→ Records to use:
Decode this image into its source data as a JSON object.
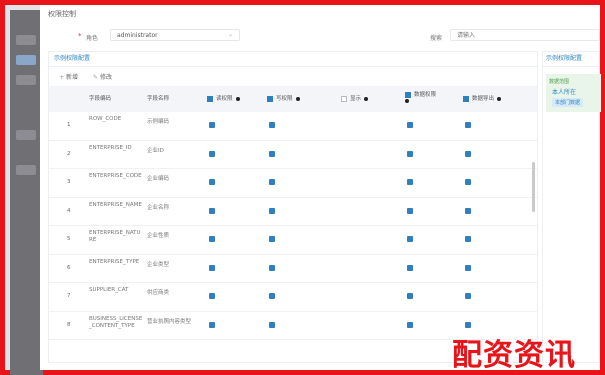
{
  "dialog": {
    "title": "权限控制"
  },
  "form": {
    "required_mark": "*",
    "field1_label": "角色",
    "field1_value": "administrator",
    "field2_label": "搜索",
    "field2_placeholder": "请输入"
  },
  "left_panel": {
    "title": "示例权限配置",
    "toolbar": {
      "add_label": "新增",
      "edit_label": "修改"
    },
    "columns": {
      "index": "",
      "code": "字段编码",
      "name": "字段名称",
      "c1": "读权限",
      "c2": "写权限",
      "c3": "显示",
      "c4": "数据权限",
      "c5": "数据导出"
    },
    "rows": [
      {
        "index": "1",
        "code": "ROW_CODE",
        "name": "示例编码",
        "c1": true,
        "c2": true,
        "c3": false,
        "c4": true,
        "c5": true
      },
      {
        "index": "2",
        "code": "ENTERPRISE_ID",
        "name": "企业ID",
        "c1": true,
        "c2": true,
        "c3": false,
        "c4": true,
        "c5": true
      },
      {
        "index": "3",
        "code": "ENTERPRISE_CODE",
        "name": "企业编码",
        "c1": true,
        "c2": true,
        "c3": false,
        "c4": true,
        "c5": true
      },
      {
        "index": "4",
        "code": "ENTERPRISE_NAME",
        "name": "企业名称",
        "c1": true,
        "c2": true,
        "c3": false,
        "c4": true,
        "c5": true
      },
      {
        "index": "5",
        "code": "ENTERPRISE_NATURE",
        "name": "企业性质",
        "c1": true,
        "c2": true,
        "c3": false,
        "c4": true,
        "c5": true
      },
      {
        "index": "6",
        "code": "ENTERPRISE_TYPE",
        "name": "企业类型",
        "c1": true,
        "c2": true,
        "c3": false,
        "c4": true,
        "c5": true
      },
      {
        "index": "7",
        "code": "SUPPLIER_CAT",
        "name": "供应商类",
        "c1": true,
        "c2": true,
        "c3": false,
        "c4": true,
        "c5": true
      },
      {
        "index": "8",
        "code": "BUSINESS_LICENSE_CONTENT_TYPE",
        "name": "营业执照内容类型",
        "c1": true,
        "c2": true,
        "c3": false,
        "c4": true,
        "c5": true
      }
    ]
  },
  "right_panel": {
    "title": "示例权限配置",
    "line1": "数据范围",
    "line2": "本人所在",
    "line3": "本部门数据"
  },
  "watermark": "配资资讯",
  "colors": {
    "frame": "#e8141a",
    "accent": "#2f7fc1",
    "panel_title": "#2b86c5"
  }
}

→ What this task involves:
Copy every line of the material in which the word "index" occurs.

→ Completed exercise:
      "index": "",
        "index": "1",
        "index": "2",
        "index": "3",
        "index": "4",
        "index": "5",
        "index": "6",
        "index": "7",
        "index": "8",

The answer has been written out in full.